Stated task –
Go through the material and pull out every line with the string "Cell" in it.

Available records –
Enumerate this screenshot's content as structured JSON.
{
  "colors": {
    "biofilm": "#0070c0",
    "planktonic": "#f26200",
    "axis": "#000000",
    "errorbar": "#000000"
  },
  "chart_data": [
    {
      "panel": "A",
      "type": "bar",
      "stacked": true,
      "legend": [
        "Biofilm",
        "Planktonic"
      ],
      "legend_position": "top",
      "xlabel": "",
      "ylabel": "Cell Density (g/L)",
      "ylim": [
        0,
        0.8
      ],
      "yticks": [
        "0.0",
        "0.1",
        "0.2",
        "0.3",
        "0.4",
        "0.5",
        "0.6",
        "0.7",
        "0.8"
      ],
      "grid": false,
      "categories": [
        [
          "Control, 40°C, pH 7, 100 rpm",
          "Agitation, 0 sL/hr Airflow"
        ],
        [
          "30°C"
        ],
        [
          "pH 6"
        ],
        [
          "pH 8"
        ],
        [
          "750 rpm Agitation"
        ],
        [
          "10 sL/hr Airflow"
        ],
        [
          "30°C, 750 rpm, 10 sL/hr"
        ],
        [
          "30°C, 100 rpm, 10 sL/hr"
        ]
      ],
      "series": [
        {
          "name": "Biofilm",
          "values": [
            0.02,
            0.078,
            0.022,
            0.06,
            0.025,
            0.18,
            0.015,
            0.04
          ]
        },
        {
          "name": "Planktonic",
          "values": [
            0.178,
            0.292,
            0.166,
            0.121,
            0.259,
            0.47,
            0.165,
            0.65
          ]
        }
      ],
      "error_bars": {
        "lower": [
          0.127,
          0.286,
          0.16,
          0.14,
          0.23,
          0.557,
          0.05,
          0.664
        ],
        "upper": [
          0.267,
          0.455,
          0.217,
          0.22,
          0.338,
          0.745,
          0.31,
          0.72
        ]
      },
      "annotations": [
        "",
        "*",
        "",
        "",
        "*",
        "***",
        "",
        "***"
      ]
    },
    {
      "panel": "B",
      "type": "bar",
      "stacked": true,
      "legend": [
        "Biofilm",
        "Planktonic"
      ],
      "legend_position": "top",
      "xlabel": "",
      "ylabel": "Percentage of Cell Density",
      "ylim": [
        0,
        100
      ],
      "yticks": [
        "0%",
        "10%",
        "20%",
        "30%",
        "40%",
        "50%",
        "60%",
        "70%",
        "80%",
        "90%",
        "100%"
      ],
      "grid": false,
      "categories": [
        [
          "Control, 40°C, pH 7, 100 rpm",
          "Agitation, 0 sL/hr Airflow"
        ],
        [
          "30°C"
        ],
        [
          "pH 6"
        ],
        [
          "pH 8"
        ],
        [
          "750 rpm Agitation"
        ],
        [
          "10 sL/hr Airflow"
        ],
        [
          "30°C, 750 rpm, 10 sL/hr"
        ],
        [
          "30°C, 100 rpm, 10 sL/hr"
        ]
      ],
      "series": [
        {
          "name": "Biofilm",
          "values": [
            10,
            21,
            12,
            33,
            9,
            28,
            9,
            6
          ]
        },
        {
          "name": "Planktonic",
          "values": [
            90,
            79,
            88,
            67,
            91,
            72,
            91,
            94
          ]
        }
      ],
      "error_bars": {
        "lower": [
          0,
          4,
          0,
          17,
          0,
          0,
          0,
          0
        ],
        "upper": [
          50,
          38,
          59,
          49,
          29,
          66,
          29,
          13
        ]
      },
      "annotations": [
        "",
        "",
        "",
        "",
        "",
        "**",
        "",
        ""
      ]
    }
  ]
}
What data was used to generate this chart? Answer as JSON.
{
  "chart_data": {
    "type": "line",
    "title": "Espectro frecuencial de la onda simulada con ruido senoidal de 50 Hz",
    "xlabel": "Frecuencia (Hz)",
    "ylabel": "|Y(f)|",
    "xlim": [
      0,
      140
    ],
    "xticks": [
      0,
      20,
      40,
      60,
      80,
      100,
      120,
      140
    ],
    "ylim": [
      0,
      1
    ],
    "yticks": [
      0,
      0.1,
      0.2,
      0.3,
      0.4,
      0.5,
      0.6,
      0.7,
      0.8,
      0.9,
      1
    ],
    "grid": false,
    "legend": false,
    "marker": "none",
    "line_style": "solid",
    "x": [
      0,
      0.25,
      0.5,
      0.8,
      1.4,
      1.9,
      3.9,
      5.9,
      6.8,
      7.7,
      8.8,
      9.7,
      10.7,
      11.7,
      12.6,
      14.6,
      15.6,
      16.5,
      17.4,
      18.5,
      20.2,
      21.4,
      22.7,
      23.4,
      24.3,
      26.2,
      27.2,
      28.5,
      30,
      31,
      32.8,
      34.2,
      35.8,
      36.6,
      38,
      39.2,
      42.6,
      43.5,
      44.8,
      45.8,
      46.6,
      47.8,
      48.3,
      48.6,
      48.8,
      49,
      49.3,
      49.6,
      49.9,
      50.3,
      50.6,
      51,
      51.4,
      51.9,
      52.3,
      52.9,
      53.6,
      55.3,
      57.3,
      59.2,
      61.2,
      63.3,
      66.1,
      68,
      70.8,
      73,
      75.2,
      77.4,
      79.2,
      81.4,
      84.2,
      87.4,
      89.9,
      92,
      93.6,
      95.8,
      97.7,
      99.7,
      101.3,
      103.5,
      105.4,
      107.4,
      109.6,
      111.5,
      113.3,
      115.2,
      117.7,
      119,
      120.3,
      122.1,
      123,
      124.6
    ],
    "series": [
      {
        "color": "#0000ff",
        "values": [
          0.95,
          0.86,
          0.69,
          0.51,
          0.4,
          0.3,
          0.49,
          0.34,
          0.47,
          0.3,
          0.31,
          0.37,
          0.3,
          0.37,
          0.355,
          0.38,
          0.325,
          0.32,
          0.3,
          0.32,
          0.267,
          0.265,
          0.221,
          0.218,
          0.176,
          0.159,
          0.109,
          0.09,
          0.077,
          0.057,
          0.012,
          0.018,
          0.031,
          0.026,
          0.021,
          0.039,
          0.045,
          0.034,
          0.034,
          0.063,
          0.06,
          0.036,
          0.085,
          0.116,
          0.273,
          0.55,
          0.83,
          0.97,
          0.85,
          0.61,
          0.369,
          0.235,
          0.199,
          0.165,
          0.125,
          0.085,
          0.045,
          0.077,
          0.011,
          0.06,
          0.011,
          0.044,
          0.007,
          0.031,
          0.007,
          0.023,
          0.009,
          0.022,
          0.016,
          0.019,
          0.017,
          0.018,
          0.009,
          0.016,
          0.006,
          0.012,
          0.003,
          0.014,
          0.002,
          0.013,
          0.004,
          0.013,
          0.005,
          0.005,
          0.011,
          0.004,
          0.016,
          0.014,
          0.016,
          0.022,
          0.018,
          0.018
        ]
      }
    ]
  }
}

Written response –
      "ylabel": "Cell Density (g/L)",
      "ylabel": "Percentage of Cell Density",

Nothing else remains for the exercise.